Written instruction> Your answer should be a single number: the count of lines holding the word "بابن".
━━━━━ Source data
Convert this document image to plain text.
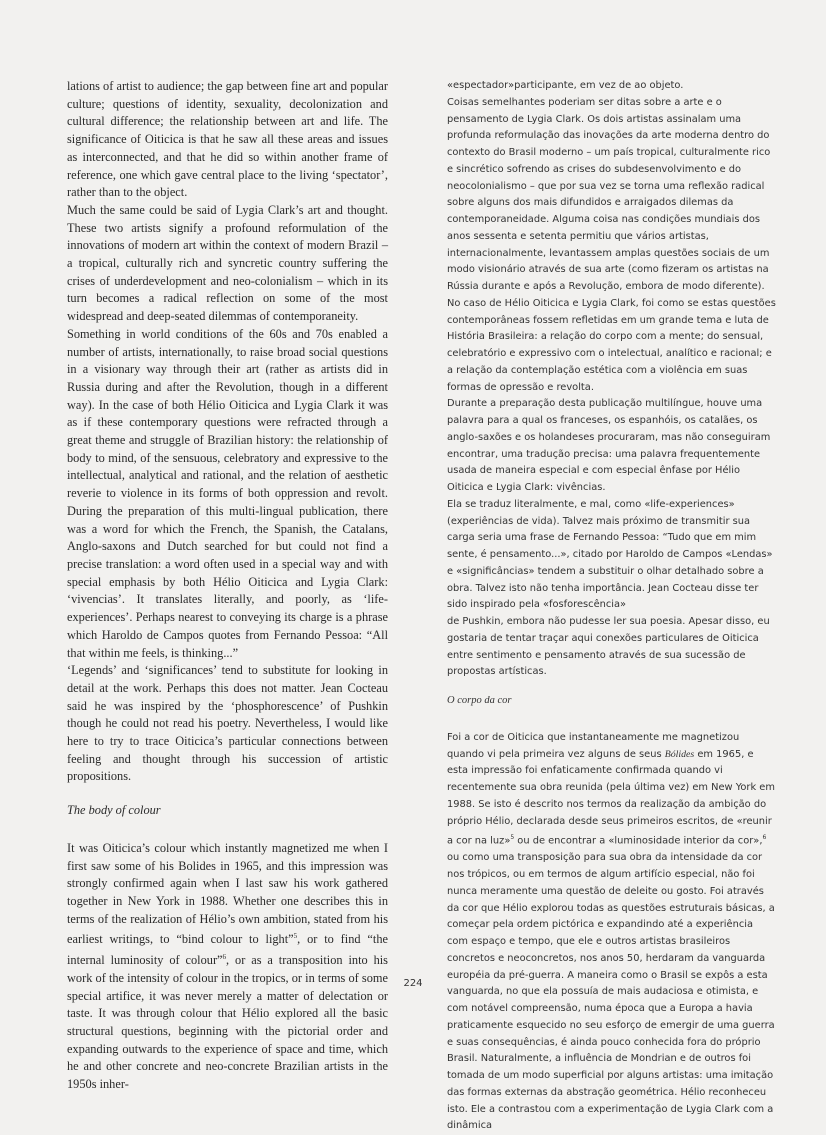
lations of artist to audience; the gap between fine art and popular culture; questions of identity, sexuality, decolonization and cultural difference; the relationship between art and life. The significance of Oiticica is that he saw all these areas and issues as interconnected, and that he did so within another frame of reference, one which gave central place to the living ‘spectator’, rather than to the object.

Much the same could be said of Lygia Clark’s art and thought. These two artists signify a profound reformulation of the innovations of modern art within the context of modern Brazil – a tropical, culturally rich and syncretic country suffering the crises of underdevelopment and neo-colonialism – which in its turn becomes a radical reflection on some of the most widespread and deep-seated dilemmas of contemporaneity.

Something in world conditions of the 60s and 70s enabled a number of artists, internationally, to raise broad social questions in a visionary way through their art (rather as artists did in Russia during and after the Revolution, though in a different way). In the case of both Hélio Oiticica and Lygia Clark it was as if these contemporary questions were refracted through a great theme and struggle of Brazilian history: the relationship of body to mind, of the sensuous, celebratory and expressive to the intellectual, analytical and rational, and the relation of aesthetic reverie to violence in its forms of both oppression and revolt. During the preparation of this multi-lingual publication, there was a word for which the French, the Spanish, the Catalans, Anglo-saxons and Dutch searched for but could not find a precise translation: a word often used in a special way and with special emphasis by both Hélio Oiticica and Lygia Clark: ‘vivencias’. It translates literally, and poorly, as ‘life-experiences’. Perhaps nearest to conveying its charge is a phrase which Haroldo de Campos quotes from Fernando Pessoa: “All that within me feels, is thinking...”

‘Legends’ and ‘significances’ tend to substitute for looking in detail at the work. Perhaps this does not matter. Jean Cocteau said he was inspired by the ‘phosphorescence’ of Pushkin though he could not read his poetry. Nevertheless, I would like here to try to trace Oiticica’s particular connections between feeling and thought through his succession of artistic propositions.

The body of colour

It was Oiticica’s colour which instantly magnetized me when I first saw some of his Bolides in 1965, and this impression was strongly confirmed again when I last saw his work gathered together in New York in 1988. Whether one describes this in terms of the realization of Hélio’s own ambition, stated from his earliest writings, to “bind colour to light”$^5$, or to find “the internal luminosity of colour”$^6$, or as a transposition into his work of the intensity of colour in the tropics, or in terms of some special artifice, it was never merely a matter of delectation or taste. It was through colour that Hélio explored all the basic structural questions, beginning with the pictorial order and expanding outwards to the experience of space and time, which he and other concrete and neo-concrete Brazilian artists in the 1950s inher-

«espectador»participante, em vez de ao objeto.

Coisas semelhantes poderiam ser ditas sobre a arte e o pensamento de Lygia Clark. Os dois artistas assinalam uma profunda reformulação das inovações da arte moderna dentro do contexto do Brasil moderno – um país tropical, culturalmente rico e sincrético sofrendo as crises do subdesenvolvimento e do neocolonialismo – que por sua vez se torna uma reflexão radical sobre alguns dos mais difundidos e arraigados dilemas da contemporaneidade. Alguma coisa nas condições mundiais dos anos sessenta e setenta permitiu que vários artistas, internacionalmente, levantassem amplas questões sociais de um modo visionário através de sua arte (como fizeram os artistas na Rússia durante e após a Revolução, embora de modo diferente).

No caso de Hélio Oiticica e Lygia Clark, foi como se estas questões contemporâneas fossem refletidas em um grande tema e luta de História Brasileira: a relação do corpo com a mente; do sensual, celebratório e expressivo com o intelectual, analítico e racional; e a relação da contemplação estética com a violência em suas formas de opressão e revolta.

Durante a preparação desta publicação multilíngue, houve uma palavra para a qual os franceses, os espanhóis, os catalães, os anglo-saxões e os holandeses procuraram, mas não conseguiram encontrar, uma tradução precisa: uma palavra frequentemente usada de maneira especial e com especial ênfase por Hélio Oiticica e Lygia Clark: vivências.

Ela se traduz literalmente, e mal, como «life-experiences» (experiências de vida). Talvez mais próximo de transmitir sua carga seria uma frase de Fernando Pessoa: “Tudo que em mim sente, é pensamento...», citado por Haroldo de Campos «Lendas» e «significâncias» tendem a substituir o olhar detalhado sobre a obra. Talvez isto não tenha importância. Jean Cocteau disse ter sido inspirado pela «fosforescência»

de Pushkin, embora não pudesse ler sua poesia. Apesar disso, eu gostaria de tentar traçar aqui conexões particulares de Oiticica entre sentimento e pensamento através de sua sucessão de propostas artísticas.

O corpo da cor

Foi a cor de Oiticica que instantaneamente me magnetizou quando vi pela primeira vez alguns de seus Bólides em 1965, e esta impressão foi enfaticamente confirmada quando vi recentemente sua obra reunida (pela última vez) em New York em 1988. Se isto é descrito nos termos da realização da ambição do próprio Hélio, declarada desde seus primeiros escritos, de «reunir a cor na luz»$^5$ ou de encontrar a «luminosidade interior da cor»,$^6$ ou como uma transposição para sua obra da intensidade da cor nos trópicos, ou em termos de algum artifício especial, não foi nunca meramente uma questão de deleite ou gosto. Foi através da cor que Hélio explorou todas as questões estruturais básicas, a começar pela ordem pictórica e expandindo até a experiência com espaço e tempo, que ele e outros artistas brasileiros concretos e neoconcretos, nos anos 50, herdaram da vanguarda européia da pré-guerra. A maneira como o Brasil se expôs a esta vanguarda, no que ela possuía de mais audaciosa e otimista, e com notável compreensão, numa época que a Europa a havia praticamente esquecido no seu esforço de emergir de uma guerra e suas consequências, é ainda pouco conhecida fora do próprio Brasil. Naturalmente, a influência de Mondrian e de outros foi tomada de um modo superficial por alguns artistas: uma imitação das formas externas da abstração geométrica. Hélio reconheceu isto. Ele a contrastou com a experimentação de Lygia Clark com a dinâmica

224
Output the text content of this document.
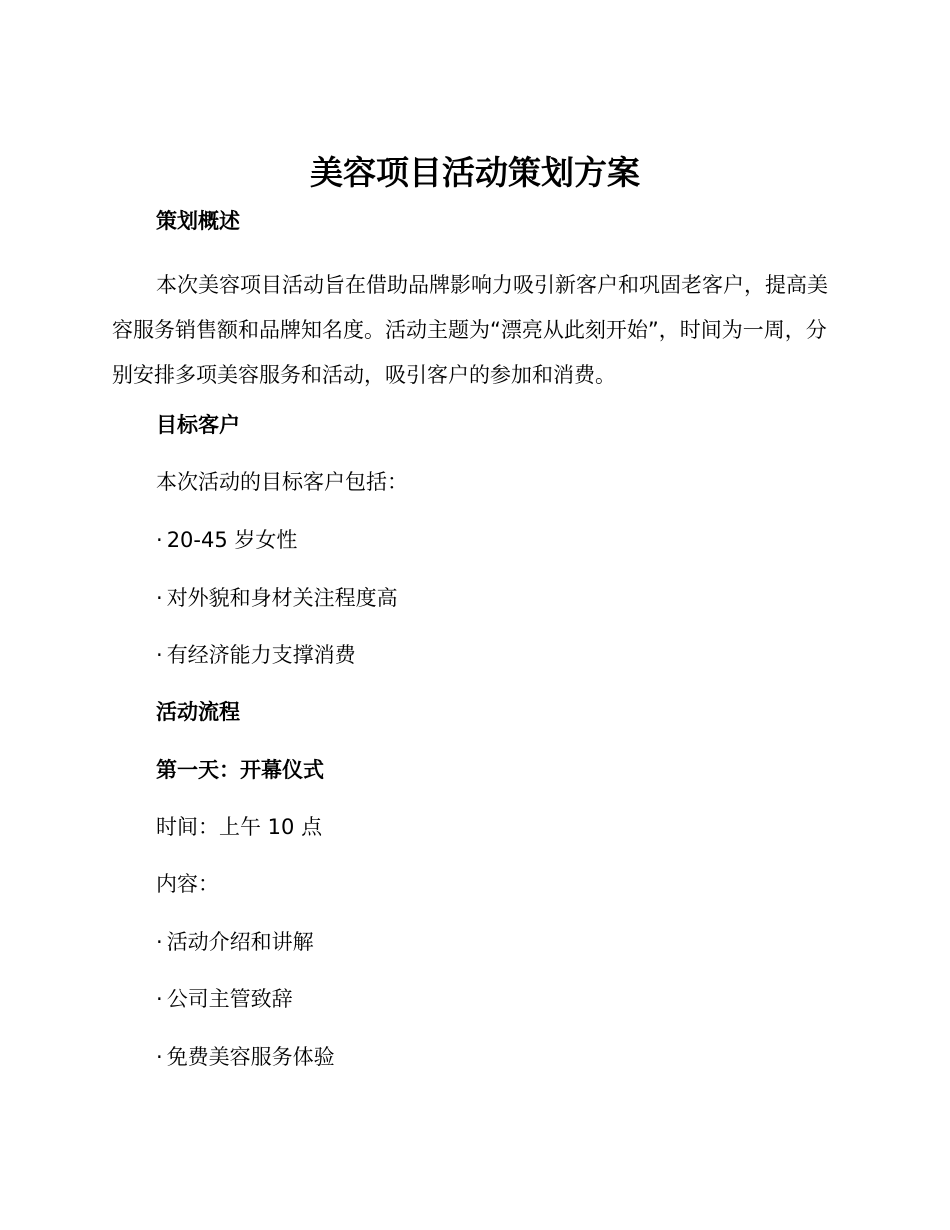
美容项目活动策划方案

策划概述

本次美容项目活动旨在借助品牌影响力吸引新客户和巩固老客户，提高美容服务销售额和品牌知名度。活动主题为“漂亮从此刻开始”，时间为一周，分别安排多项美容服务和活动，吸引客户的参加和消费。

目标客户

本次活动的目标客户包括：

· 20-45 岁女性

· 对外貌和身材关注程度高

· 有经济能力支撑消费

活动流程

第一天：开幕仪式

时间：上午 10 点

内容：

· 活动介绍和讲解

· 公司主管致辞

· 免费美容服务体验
━━━━━━━━━━
━━━━━ Source data
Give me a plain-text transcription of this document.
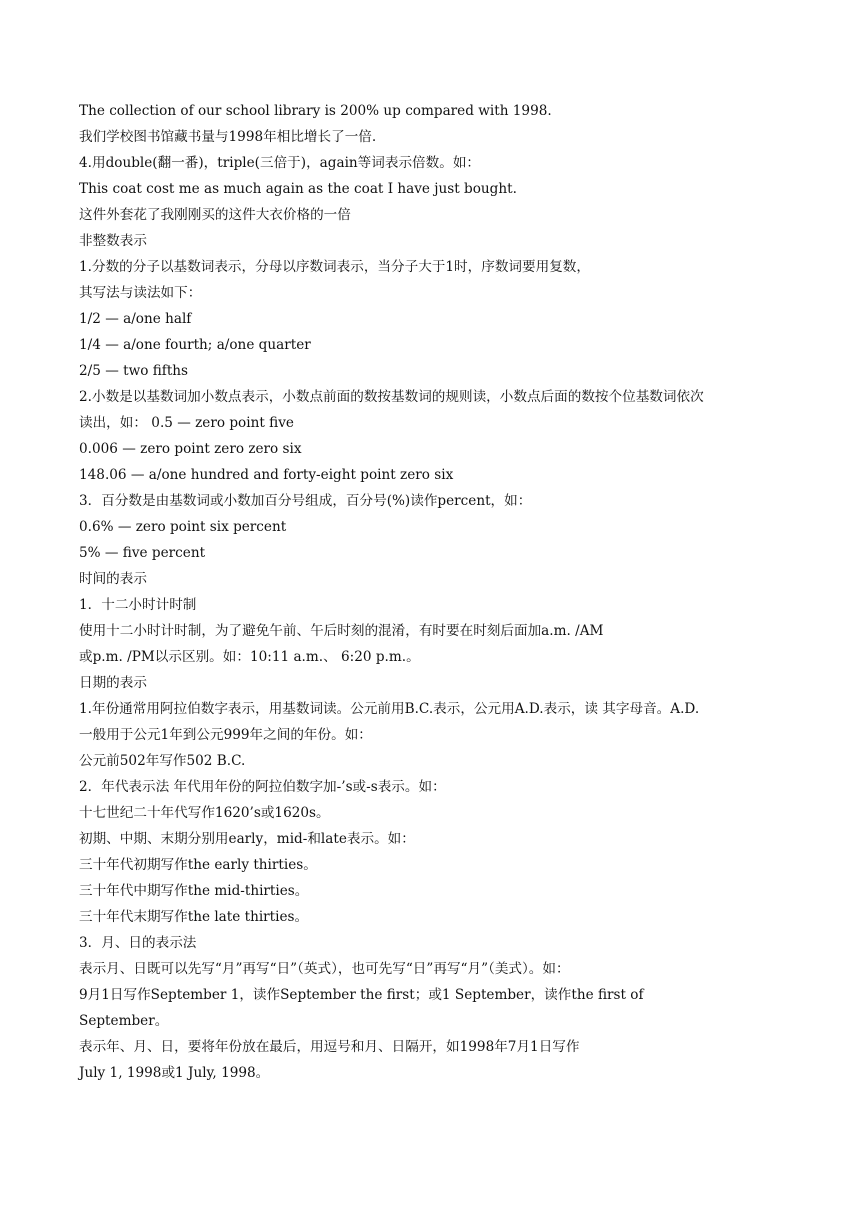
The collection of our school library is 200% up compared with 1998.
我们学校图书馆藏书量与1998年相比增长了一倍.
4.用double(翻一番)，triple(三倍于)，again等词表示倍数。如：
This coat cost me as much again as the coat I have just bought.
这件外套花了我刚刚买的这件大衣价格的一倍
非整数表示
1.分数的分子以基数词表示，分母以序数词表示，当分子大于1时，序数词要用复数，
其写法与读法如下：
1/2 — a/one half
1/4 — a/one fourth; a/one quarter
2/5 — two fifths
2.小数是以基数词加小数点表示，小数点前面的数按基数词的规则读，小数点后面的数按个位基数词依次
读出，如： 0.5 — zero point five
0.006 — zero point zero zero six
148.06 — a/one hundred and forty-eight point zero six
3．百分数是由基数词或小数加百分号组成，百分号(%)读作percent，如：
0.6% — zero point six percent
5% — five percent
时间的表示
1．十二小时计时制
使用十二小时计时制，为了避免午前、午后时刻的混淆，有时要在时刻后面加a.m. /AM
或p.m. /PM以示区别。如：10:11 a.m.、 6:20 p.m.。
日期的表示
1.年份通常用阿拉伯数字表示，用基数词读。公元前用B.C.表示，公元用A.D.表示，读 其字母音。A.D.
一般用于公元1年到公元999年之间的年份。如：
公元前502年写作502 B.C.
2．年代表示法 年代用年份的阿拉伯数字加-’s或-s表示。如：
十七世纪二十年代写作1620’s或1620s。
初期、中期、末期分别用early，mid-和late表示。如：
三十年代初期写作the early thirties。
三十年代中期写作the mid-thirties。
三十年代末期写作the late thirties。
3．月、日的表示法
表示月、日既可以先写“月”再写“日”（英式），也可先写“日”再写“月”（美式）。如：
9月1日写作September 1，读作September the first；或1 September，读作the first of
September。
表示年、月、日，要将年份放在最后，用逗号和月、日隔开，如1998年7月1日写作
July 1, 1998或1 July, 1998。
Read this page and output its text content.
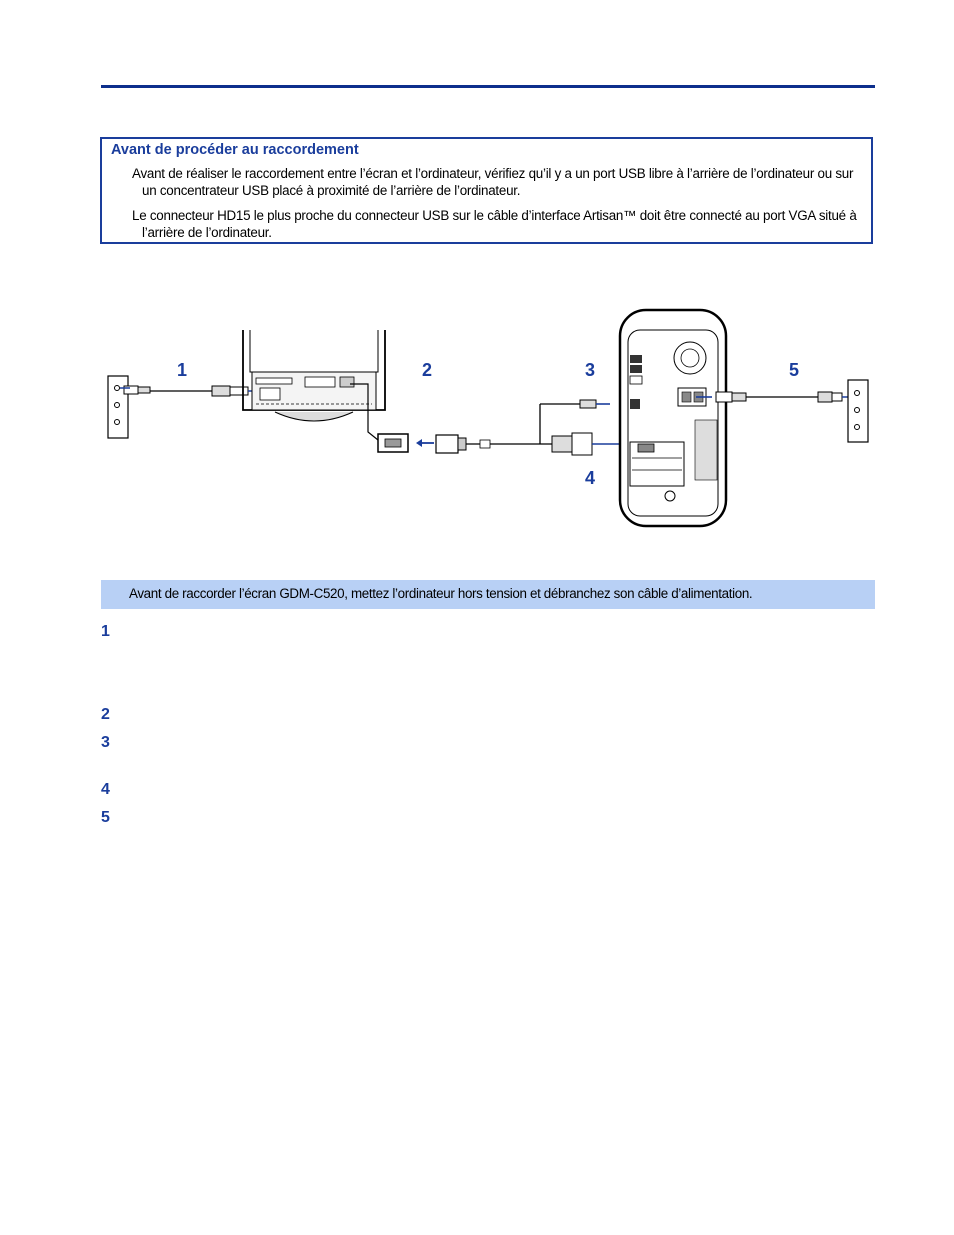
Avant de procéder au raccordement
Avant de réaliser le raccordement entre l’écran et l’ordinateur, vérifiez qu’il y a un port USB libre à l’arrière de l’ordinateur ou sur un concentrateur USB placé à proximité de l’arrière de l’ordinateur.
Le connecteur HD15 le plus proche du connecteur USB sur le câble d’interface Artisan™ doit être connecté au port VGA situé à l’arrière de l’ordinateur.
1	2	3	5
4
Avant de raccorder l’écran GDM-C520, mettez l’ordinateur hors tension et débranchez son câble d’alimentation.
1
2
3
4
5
━━━━━━━━━━
━━━━━ Source data
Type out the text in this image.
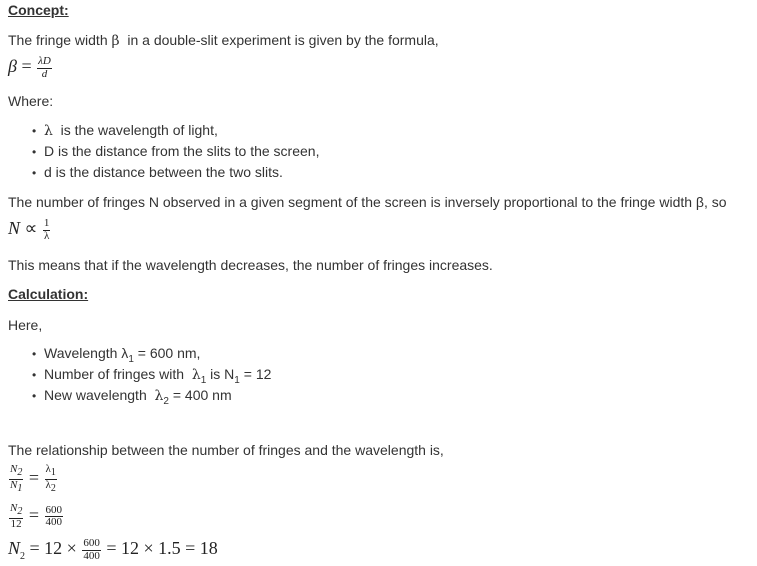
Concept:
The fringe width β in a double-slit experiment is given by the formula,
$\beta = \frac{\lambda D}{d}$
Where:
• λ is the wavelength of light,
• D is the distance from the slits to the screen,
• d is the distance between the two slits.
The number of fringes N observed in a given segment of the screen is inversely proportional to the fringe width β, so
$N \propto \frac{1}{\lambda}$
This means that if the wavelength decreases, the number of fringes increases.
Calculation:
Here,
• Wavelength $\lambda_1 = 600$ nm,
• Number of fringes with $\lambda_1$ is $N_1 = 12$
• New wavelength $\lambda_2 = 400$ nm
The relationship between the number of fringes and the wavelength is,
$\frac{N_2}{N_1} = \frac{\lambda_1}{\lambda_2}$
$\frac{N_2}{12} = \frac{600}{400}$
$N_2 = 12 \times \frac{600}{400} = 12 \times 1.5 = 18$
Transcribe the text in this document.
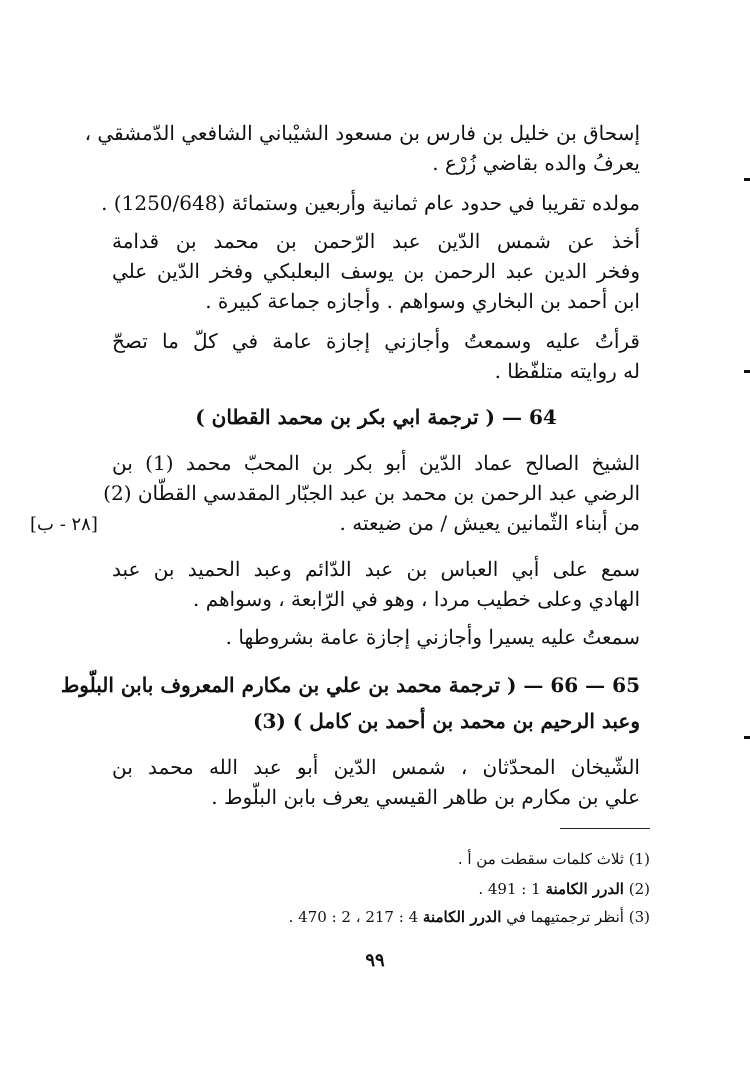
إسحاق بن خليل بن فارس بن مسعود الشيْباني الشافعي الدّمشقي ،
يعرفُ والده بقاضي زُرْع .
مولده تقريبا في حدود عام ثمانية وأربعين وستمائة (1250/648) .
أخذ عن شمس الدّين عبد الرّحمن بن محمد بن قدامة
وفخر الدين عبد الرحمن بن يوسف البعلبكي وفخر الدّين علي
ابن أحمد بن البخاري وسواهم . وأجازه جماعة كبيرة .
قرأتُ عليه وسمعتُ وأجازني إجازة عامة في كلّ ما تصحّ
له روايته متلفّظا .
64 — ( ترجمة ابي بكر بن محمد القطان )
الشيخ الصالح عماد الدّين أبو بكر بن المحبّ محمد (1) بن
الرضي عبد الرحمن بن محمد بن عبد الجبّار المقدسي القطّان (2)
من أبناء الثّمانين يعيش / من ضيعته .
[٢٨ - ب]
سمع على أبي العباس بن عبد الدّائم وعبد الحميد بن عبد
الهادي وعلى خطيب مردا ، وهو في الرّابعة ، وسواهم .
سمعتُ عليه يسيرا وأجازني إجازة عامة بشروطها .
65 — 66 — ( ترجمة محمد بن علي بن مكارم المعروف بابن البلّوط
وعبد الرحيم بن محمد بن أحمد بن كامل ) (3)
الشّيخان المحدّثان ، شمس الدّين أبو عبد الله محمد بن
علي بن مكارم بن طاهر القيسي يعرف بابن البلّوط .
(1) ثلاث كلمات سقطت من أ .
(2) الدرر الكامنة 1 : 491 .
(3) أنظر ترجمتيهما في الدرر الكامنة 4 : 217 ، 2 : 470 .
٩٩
━━━━━━━━━━
Exercise answer> 2